* start RECORDS PROVIDED *

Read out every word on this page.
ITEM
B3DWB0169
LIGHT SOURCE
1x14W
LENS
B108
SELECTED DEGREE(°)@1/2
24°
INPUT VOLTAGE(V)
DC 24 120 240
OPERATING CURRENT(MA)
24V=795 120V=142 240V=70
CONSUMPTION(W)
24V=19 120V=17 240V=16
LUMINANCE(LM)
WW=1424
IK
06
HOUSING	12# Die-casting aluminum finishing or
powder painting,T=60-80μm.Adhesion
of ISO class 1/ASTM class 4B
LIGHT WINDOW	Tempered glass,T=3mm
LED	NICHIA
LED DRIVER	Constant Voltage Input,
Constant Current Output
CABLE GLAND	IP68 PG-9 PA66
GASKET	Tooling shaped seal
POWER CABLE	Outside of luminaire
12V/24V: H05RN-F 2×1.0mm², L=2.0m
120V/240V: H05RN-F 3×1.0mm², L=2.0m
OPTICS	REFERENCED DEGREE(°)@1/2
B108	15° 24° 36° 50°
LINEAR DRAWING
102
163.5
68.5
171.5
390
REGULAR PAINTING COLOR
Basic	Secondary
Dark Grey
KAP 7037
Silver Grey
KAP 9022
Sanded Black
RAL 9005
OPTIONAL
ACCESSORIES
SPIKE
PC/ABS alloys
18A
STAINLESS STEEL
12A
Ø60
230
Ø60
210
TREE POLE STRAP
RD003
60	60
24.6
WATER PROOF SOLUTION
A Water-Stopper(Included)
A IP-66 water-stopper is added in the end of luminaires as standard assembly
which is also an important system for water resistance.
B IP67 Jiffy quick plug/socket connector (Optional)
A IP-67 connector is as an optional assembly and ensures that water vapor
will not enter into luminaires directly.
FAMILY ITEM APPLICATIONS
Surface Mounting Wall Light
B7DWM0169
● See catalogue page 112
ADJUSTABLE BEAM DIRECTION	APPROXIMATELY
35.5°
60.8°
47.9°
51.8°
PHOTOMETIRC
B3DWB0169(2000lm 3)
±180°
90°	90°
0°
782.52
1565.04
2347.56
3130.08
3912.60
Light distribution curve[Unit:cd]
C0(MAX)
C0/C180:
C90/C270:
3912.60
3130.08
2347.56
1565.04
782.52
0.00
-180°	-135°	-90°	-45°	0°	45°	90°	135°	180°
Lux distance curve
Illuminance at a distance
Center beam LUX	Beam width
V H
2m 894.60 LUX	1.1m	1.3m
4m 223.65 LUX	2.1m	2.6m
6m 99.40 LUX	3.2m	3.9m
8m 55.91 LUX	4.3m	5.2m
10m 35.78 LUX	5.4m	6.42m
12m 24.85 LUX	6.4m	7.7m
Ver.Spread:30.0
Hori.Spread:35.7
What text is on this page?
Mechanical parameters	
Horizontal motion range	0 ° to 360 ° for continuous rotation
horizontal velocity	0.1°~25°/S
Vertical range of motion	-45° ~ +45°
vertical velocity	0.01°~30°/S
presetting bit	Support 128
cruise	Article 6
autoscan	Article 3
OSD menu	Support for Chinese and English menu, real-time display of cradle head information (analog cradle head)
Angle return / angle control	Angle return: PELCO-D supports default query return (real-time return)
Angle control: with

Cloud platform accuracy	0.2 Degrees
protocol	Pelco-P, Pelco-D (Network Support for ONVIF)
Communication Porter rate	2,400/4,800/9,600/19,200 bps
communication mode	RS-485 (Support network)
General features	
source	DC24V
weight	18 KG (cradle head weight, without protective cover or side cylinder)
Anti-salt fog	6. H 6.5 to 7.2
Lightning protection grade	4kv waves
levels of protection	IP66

* end RECORDS PROVIDED *

**EXERCISE TASK**
Repeat the data precisely, reproducing every entry.

**OUTPUT OF THE EXERCISE**
Read out every word on this page.
ITEM
B3DWB0169
LIGHT SOURCE
1x14W
LENS
B108
SELECTED DEGREE(°)@1/2
24°
INPUT VOLTAGE(V)
DC 24 120 240
OPERATING CURRENT(MA)
24V=795 120V=142 240V=70
CONSUMPTION(W)
24V=19 120V=17 240V=16
LUMINANCE(LM)
WW=1424
IK
06
HOUSING	12# Die-casting aluminum finishing or
powder painting,T=60-80μm.Adhesion
of ISO class 1/ASTM class 4B
LIGHT WINDOW	Tempered glass,T=3mm
LED	NICHIA
LED DRIVER	Constant Voltage Input,
Constant Current Output
CABLE GLAND	IP68 PG-9 PA66
GASKET	Tooling shaped seal
POWER CABLE	Outside of luminaire
12V/24V: H05RN-F 2×1.0mm², L=2.0m
120V/240V: H05RN-F 3×1.0mm², L=2.0m
OPTICS	REFERENCED DEGREE(°)@1/2
B108	15° 24° 36° 50°
LINEAR DRAWING
102
163.5
68.5
171.5
390
REGULAR PAINTING COLOR
Basic	Secondary
Dark Grey
KAP 7037
Silver Grey
KAP 9022
Sanded Black
RAL 9005
OPTIONAL
ACCESSORIES
SPIKE
PC/ABS alloys
18A
STAINLESS STEEL
12A
Ø60
230
Ø60
210
TREE POLE STRAP
RD003
60	60
24.6
WATER PROOF SOLUTION
A Water-Stopper(Included)
A IP-66 water-stopper is added in the end of luminaires as standard assembly
which is also an important system for water resistance.
B IP67 Jiffy quick plug/socket connector (Optional)
A IP-67 connector is as an optional assembly and ensures that water vapor
will not enter into luminaires directly.
FAMILY ITEM APPLICATIONS
Surface Mounting Wall Light
B7DWM0169
● See catalogue page 112
ADJUSTABLE BEAM DIRECTION	APPROXIMATELY
35.5°
60.8°
47.9°
51.8°
PHOTOMETIRC
B3DWB0169(2000lm 3)
±180°
90°	90°
0°
782.52
1565.04
2347.56
3130.08
3912.60
Light distribution curve[Unit:cd]
C0(MAX)
C0/C180:
C90/C270:
3912.60
3130.08
2347.56
1565.04
782.52
0.00
-180°	-135°	-90°	-45°	0°	45°	90°	135°	180°
Lux distance curve
Illuminance at a distance
Center beam LUX	Beam width
V H
2m 894.60 LUX	1.1m	1.3m
4m 223.65 LUX	2.1m	2.6m
6m 99.40 LUX	3.2m	3.9m
8m 55.91 LUX	4.3m	5.2m
10m 35.78 LUX	5.4m	6.42m
12m 24.85 LUX	6.4m	7.7m
Ver.Spread:30.0
Hori.Spread:35.7
What text is on this page?
Mechanical parameters	
Horizontal motion range	0 ° to 360 ° for continuous rotation
horizontal velocity	0.1°~25°/S
Vertical range of motion	-45° ~ +45°
vertical velocity	0.01°~30°/S
presetting bit	Support 128
cruise	Article 6
autoscan	Article 3
OSD menu	Support for Chinese and English menu, real-time display of cradle head information (analog cradle head)
Angle return / angle control	Angle return: PELCO-D supports default query return (real-time return)
Angle control: with

Cloud platform accuracy	0.2 Degrees
protocol	Pelco-P, Pelco-D (Network Support for ONVIF)
Communication Porter rate	2,400/4,800/9,600/19,200 bps
communication mode	RS-485 (Support network)
General features	
source	DC24V
weight	18 KG (cradle head weight, without protective cover or side cylinder)
Anti-salt fog	6. H 6.5 to 7.2
Lightning protection grade	4kv waves
levels of protection	IP66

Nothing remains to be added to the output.